[MATERIAL]
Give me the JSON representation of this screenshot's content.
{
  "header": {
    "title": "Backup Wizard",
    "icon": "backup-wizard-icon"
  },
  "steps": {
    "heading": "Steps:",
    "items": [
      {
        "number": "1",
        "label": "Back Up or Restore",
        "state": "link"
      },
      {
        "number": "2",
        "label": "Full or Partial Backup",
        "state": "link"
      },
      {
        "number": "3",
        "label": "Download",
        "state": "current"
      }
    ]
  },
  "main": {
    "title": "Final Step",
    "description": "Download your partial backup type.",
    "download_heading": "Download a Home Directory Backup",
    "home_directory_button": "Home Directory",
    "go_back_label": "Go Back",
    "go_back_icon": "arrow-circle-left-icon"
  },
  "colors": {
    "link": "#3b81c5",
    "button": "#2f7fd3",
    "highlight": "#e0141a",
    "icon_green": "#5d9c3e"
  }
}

[EXERCISE DIRECTIONS] Give the material above again, word for word.

[RIGHT ANSWER]
Give me the JSON representation of this screenshot's content.
{
  "header": {
    "title": "Backup Wizard",
    "icon": "backup-wizard-icon"
  },
  "steps": {
    "heading": "Steps:",
    "items": [
      {
        "number": "1",
        "label": "Back Up or Restore",
        "state": "link"
      },
      {
        "number": "2",
        "label": "Full or Partial Backup",
        "state": "link"
      },
      {
        "number": "3",
        "label": "Download",
        "state": "current"
      }
    ]
  },
  "main": {
    "title": "Final Step",
    "description": "Download your partial backup type.",
    "download_heading": "Download a Home Directory Backup",
    "home_directory_button": "Home Directory",
    "go_back_label": "Go Back",
    "go_back_icon": "arrow-circle-left-icon"
  },
  "colors": {
    "link": "#3b81c5",
    "button": "#2f7fd3",
    "highlight": "#e0141a",
    "icon_green": "#5d9c3e"
  }
}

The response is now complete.